- DATASET ENTRIES
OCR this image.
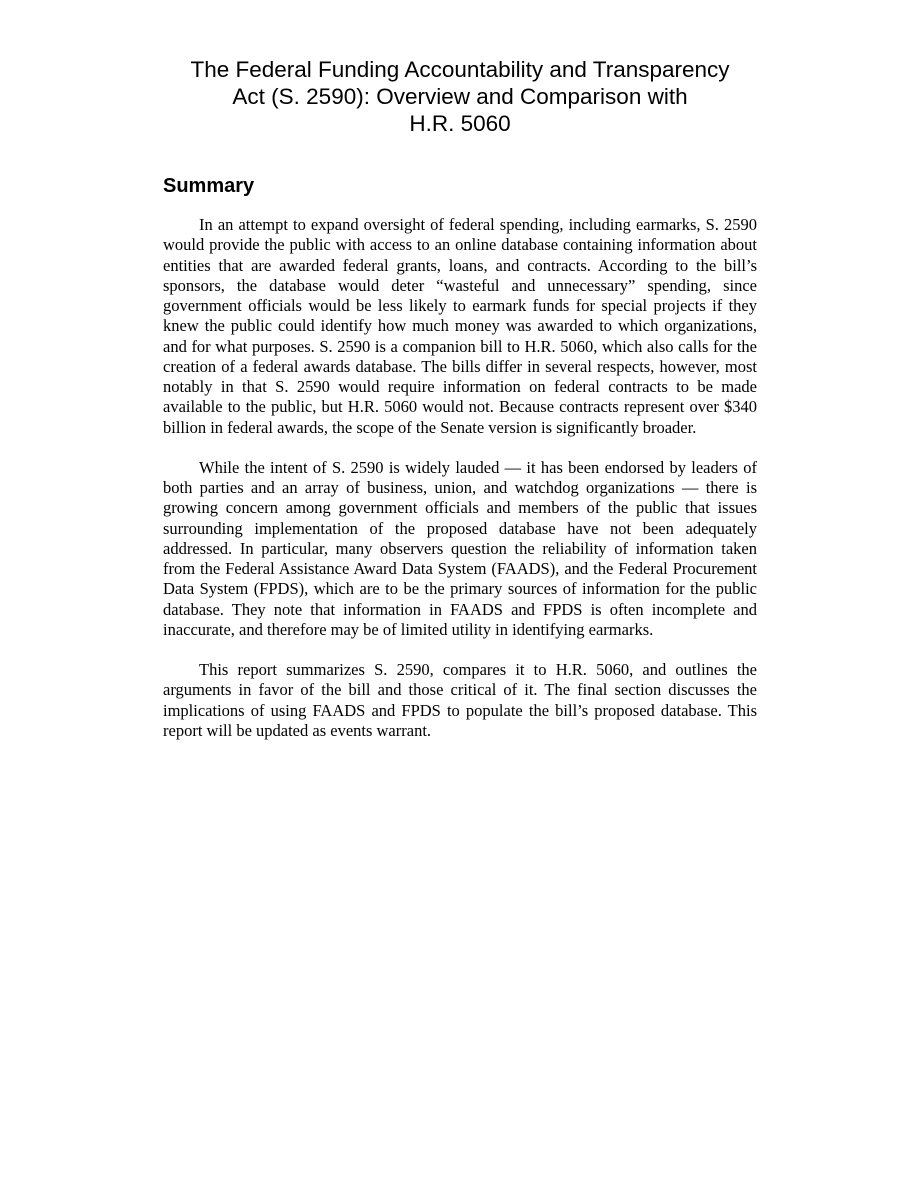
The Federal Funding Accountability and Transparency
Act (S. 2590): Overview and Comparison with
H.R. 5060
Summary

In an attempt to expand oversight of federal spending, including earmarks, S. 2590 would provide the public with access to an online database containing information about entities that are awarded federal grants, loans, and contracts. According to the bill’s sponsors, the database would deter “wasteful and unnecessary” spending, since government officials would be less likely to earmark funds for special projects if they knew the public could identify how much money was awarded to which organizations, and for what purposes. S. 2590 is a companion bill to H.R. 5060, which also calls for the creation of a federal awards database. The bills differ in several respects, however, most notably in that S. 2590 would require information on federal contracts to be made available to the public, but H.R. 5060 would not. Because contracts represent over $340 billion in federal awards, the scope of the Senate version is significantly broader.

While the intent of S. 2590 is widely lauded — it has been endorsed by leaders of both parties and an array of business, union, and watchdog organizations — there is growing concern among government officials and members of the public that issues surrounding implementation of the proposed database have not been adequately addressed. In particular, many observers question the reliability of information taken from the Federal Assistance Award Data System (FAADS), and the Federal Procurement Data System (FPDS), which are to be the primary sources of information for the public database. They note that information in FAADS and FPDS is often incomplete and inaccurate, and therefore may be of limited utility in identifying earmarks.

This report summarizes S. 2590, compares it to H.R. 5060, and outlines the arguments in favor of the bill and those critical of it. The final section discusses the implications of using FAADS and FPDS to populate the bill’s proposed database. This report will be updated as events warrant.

...

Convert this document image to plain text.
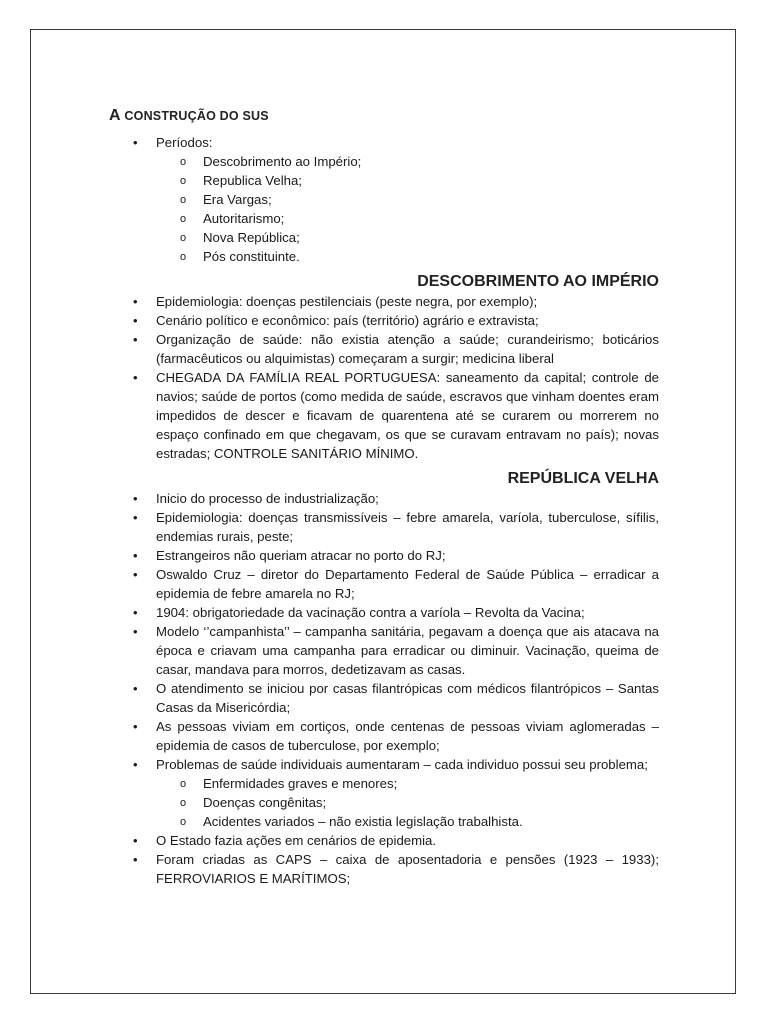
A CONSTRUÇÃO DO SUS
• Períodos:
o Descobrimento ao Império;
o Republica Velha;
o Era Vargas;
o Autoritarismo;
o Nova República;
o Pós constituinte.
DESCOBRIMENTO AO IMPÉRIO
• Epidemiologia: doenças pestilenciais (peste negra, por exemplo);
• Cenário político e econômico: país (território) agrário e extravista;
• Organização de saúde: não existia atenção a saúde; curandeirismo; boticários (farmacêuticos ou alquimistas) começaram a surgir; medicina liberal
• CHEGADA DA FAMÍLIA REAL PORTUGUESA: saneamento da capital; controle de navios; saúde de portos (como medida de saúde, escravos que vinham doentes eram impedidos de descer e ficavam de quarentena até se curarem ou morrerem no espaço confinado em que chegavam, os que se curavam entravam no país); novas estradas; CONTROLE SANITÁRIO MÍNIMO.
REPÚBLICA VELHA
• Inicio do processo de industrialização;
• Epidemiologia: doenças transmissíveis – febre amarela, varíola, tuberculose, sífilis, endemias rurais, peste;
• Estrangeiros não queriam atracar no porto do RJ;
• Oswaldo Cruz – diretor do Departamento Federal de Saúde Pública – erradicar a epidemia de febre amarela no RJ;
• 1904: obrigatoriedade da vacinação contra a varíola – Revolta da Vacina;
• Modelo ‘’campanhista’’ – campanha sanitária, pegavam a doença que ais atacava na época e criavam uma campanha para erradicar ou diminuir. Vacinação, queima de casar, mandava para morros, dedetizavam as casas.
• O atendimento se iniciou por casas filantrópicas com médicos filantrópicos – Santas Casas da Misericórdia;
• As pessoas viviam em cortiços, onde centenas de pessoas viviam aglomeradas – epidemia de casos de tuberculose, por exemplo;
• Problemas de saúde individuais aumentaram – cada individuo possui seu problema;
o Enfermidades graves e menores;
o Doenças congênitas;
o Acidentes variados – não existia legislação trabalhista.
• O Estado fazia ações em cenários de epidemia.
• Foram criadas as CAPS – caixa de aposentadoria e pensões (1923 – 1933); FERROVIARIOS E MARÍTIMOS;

- REQUIRED WORK
Each line with the string "existia" in it needs to be found and copied.

- COMPLETE ANSWER
• Organização de saúde: não existia atenção a saúde; curandeirismo; boticários (farmacêuticos ou alquimistas) começaram a surgir; medicina liberal
o Acidentes variados – não existia legislação trabalhista.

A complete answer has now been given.